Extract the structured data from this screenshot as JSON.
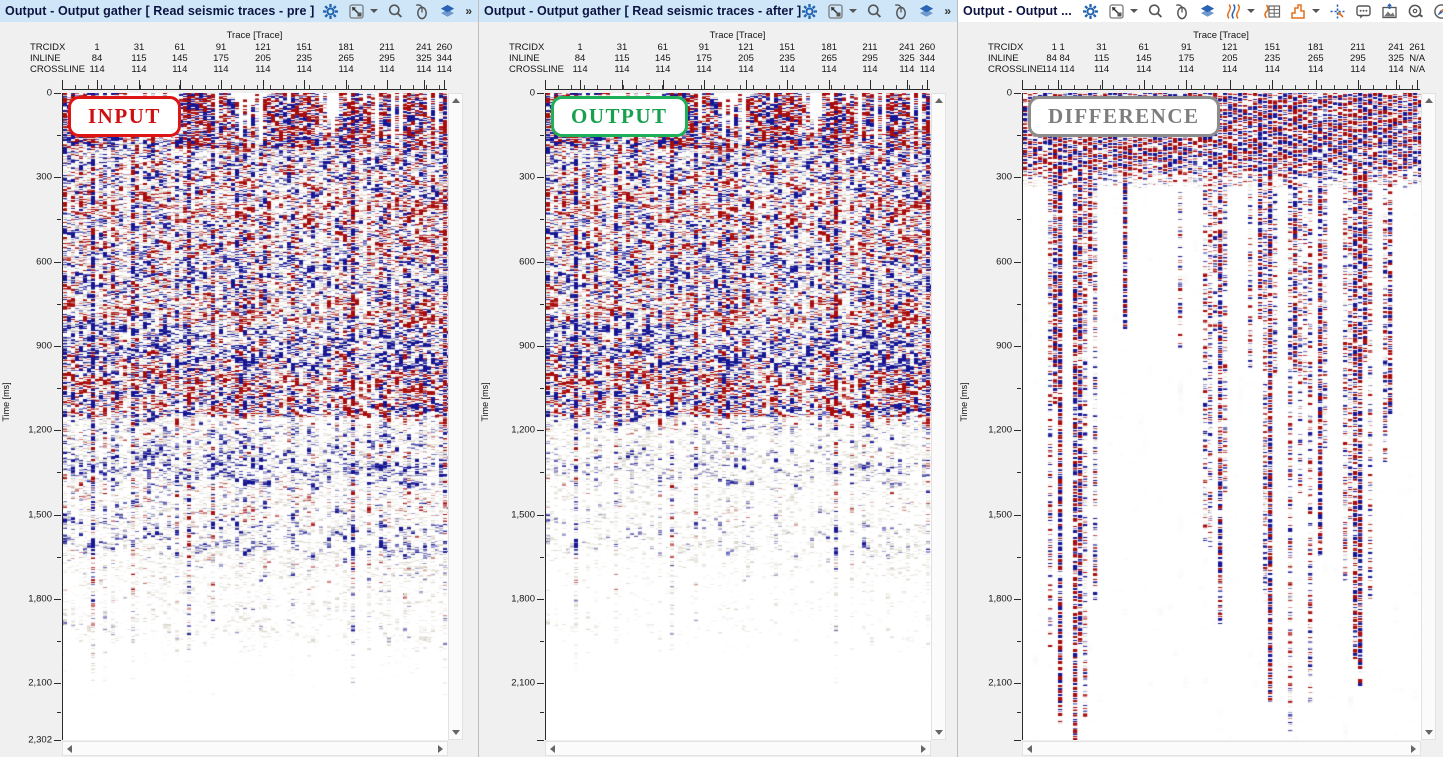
{
  "panels": [
    {
      "title": "Output - Output gather [ Read seismic traces - pre ]",
      "stamp": {
        "label": "INPUT",
        "color": "#cc1111"
      },
      "colors": {
        "title_bar_bg": "#cfe6f8"
      },
      "toolbar": {
        "icons": [
          "settings-gear",
          "fit-view",
          "fit-view-dropdown",
          "zoom",
          "mouse-tools",
          "layers"
        ],
        "overflow_chevron": "»"
      },
      "header": {
        "axis_title": "Trace [Trace]",
        "row_labels": [
          "TRCIDX",
          "INLINE",
          "CROSSLINE"
        ],
        "trcidx": [
          "1",
          "31",
          "61",
          "91",
          "121",
          "151",
          "181",
          "211",
          "241",
          "260"
        ],
        "inline": [
          "84",
          "115",
          "145",
          "175",
          "205",
          "235",
          "265",
          "295",
          "325",
          "344"
        ],
        "crossline": [
          "114",
          "114",
          "114",
          "114",
          "114",
          "114",
          "114",
          "114",
          "114",
          "114"
        ]
      },
      "time_axis": {
        "label": "Time [ms]",
        "ticks": [
          "0",
          "300",
          "600",
          "900",
          "1,200",
          "1,500",
          "1,800",
          "2,100"
        ],
        "end_tick": "2,302"
      }
    },
    {
      "title": "Output - Output gather [ Read seismic traces - after ]",
      "stamp": {
        "label": "OUTPUT",
        "color": "#17a04d"
      },
      "colors": {
        "title_bar_bg": "#cfe6f8"
      },
      "toolbar": {
        "icons": [
          "settings-gear",
          "fit-view",
          "fit-view-dropdown",
          "zoom",
          "mouse-tools",
          "layers"
        ],
        "overflow_chevron": "»"
      },
      "header": {
        "axis_title": "Trace [Trace]",
        "row_labels": [
          "TRCIDX",
          "INLINE",
          "CROSSLINE"
        ],
        "trcidx": [
          "1",
          "31",
          "61",
          "91",
          "121",
          "151",
          "181",
          "211",
          "241",
          "260"
        ],
        "inline": [
          "84",
          "115",
          "145",
          "175",
          "205",
          "235",
          "265",
          "295",
          "325",
          "344"
        ],
        "crossline": [
          "114",
          "114",
          "114",
          "114",
          "114",
          "114",
          "114",
          "114",
          "114",
          "114"
        ]
      },
      "time_axis": {
        "label": "Time [ms]",
        "ticks": [
          "0",
          "300",
          "600",
          "900",
          "1,200",
          "1,500",
          "1,800",
          "2,100"
        ],
        "end_tick": null
      }
    },
    {
      "title": "Output - Output ...",
      "stamp": {
        "label": "DIFFERENCE",
        "color": "#7d7d7d"
      },
      "colors": {
        "title_bar_bg": "#ffffff"
      },
      "toolbar": {
        "icons": [
          "settings-gear",
          "fit-view",
          "fit-view-dropdown",
          "zoom",
          "mouse-tools",
          "layers",
          "wiggle-display",
          "wiggle-dropdown",
          "grid-wave",
          "histogram",
          "histogram-dropdown",
          "crosshair",
          "comment",
          "export-image",
          "measure",
          "compass"
        ],
        "overflow_chevron": null
      },
      "header": {
        "axis_title": "Trace [Trace]",
        "row_labels": [
          "TRCIDX",
          "INLINE",
          "CROSSLINE"
        ],
        "trcidx": [
          "1 1",
          "31",
          "61",
          "91",
          "121",
          "151",
          "181",
          "211",
          "241",
          "261"
        ],
        "inline": [
          "84 84",
          "115",
          "145",
          "175",
          "205",
          "235",
          "265",
          "295",
          "325",
          "N/A"
        ],
        "crossline": [
          "114 114",
          "114",
          "114",
          "114",
          "114",
          "114",
          "114",
          "114",
          "114",
          "N/A"
        ]
      },
      "time_axis": {
        "label": "Time [ms]",
        "ticks": [
          "0",
          "300",
          "600",
          "900",
          "1,200",
          "1,500",
          "1,800",
          "2,100"
        ],
        "end_tick": null
      }
    }
  ],
  "accent_colors": {
    "seismic_positive": "#a80c0c",
    "seismic_negative": "#161694",
    "seismic_weak": "#80704a",
    "toolbar_blue": "#1f62ae",
    "toolbar_orange": "#e2711d"
  }
}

════

**Exercise brief:** Your copy of the data should match it exactly, except that pictures are left out.

**Expected output:**
Extract the structured data from this screenshot as JSON.
{
  "panels": [
    {
      "title": "Output - Output gather [ Read seismic traces - pre ]",
      "stamp": {
        "label": "INPUT",
        "color": "#cc1111"
      },
      "colors": {
        "title_bar_bg": "#cfe6f8"
      },
      "toolbar": {
        "icons": [
          "settings-gear",
          "fit-view",
          "fit-view-dropdown",
          "zoom",
          "mouse-tools",
          "layers"
        ],
        "overflow_chevron": "»"
      },
      "header": {
        "axis_title": "Trace [Trace]",
        "row_labels": [
          "TRCIDX",
          "INLINE",
          "CROSSLINE"
        ],
        "trcidx": [
          "1",
          "31",
          "61",
          "91",
          "121",
          "151",
          "181",
          "211",
          "241",
          "260"
        ],
        "inline": [
          "84",
          "115",
          "145",
          "175",
          "205",
          "235",
          "265",
          "295",
          "325",
          "344"
        ],
        "crossline": [
          "114",
          "114",
          "114",
          "114",
          "114",
          "114",
          "114",
          "114",
          "114",
          "114"
        ]
      },
      "time_axis": {
        "label": "Time [ms]",
        "ticks": [
          "0",
          "300",
          "600",
          "900",
          "1,200",
          "1,500",
          "1,800",
          "2,100"
        ],
        "end_tick": "2,302"
      }
    },
    {
      "title": "Output - Output gather [ Read seismic traces - after ]",
      "stamp": {
        "label": "OUTPUT",
        "color": "#17a04d"
      },
      "colors": {
        "title_bar_bg": "#cfe6f8"
      },
      "toolbar": {
        "icons": [
          "settings-gear",
          "fit-view",
          "fit-view-dropdown",
          "zoom",
          "mouse-tools",
          "layers"
        ],
        "overflow_chevron": "»"
      },
      "header": {
        "axis_title": "Trace [Trace]",
        "row_labels": [
          "TRCIDX",
          "INLINE",
          "CROSSLINE"
        ],
        "trcidx": [
          "1",
          "31",
          "61",
          "91",
          "121",
          "151",
          "181",
          "211",
          "241",
          "260"
        ],
        "inline": [
          "84",
          "115",
          "145",
          "175",
          "205",
          "235",
          "265",
          "295",
          "325",
          "344"
        ],
        "crossline": [
          "114",
          "114",
          "114",
          "114",
          "114",
          "114",
          "114",
          "114",
          "114",
          "114"
        ]
      },
      "time_axis": {
        "label": "Time [ms]",
        "ticks": [
          "0",
          "300",
          "600",
          "900",
          "1,200",
          "1,500",
          "1,800",
          "2,100"
        ],
        "end_tick": null
      }
    },
    {
      "title": "Output - Output ...",
      "stamp": {
        "label": "DIFFERENCE",
        "color": "#7d7d7d"
      },
      "colors": {
        "title_bar_bg": "#ffffff"
      },
      "toolbar": {
        "icons": [
          "settings-gear",
          "fit-view",
          "fit-view-dropdown",
          "zoom",
          "mouse-tools",
          "layers",
          "wiggle-display",
          "wiggle-dropdown",
          "grid-wave",
          "histogram",
          "histogram-dropdown",
          "crosshair",
          "comment",
          "export-image",
          "measure",
          "compass"
        ],
        "overflow_chevron": null
      },
      "header": {
        "axis_title": "Trace [Trace]",
        "row_labels": [
          "TRCIDX",
          "INLINE",
          "CROSSLINE"
        ],
        "trcidx": [
          "1 1",
          "31",
          "61",
          "91",
          "121",
          "151",
          "181",
          "211",
          "241",
          "261"
        ],
        "inline": [
          "84 84",
          "115",
          "145",
          "175",
          "205",
          "235",
          "265",
          "295",
          "325",
          "N/A"
        ],
        "crossline": [
          "114 114",
          "114",
          "114",
          "114",
          "114",
          "114",
          "114",
          "114",
          "114",
          "N/A"
        ]
      },
      "time_axis": {
        "label": "Time [ms]",
        "ticks": [
          "0",
          "300",
          "600",
          "900",
          "1,200",
          "1,500",
          "1,800",
          "2,100"
        ],
        "end_tick": null
      }
    }
  ],
  "accent_colors": {
    "seismic_positive": "#a80c0c",
    "seismic_negative": "#161694",
    "seismic_weak": "#80704a",
    "toolbar_blue": "#1f62ae",
    "toolbar_orange": "#e2711d"
  }
}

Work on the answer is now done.